Stated problem: Copy every line of the records below that holds the word "Tertinggal".
----------------
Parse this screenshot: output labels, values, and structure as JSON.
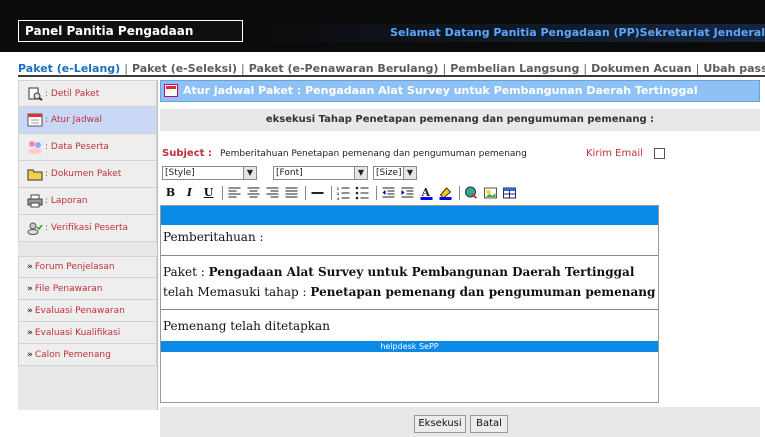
{
  "header": {
    "panel_title": "Panel Panitia Pengadaan",
    "welcome": "Selamat Datang Panitia Pengadaan (PP)Sekretariat Jenderal"
  },
  "tabs": [
    {
      "label": "Paket (e-Lelang)",
      "active": true
    },
    {
      "label": "Paket (e-Seleksi)"
    },
    {
      "label": "Paket (e-Penawaran Berulang)"
    },
    {
      "label": "Pembelian Langsung"
    },
    {
      "label": "Dokumen Acuan"
    },
    {
      "label": "Ubah password"
    }
  ],
  "sidebar": {
    "items": [
      {
        "label": ": Detil Paket",
        "icon": "document-search-icon"
      },
      {
        "label": ": Atur Jadwal",
        "icon": "calendar-icon",
        "active": true
      },
      {
        "label": ": Data Peserta",
        "icon": "users-icon"
      },
      {
        "label": ": Dokumen Paket",
        "icon": "folder-icon"
      },
      {
        "label": ": Laporan",
        "icon": "printer-icon"
      },
      {
        "label": ": Verifikasi Peserta",
        "icon": "verify-icon"
      }
    ],
    "links": [
      {
        "label": "Forum Penjelasan"
      },
      {
        "label": "File Penawaran"
      },
      {
        "label": "Evaluasi Penawaran"
      },
      {
        "label": "Evaluasi Kualifikasi"
      },
      {
        "label": "Calon Pemenang"
      }
    ]
  },
  "main": {
    "header": "Atur jadwal Paket : Pengadaan Alat Survey untuk Pembangunan Daerah Tertinggal",
    "subheader": "eksekusi Tahap Penetapan pemenang dan pengumuman pemenang :",
    "subject_label": "Subject :",
    "subject_value": "Pemberitahuan Penetapan pemenang dan pengumuman pemenang",
    "kirim_email_label": "Kirim Email",
    "style_select": "[Style]",
    "font_select": "[Font]",
    "size_select": "[Size]",
    "toolbar": {
      "bold": "B",
      "italic": "I",
      "underline": "U"
    },
    "editor": {
      "line1": "Pemberitahuan :",
      "paket_prefix": "Paket : ",
      "paket_name": "Pengadaan Alat Survey untuk Pembangunan Daerah Tertinggal",
      "tahap_prefix": "telah Memasuki tahap : ",
      "tahap_name": "Penetapan pemenang dan pengumuman pemenang",
      "line4": "Pemenang telah ditetapkan",
      "footer": "helpdesk SePP"
    },
    "buttons": {
      "eksekusi": "Eksekusi",
      "batal": "Batal"
    }
  },
  "colors": {
    "accent": "#0a8ae6",
    "header_bg": "#8ec2f4",
    "sidebar_text": "#c0303a",
    "active_tab": "#1b6fc3"
  }
}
----------------
Solution for this exercise:
    "header": "Atur jadwal Paket : Pengadaan Alat Survey untuk Pembangunan Daerah Tertinggal",
      "paket_name": "Pengadaan Alat Survey untuk Pembangunan Daerah Tertinggal",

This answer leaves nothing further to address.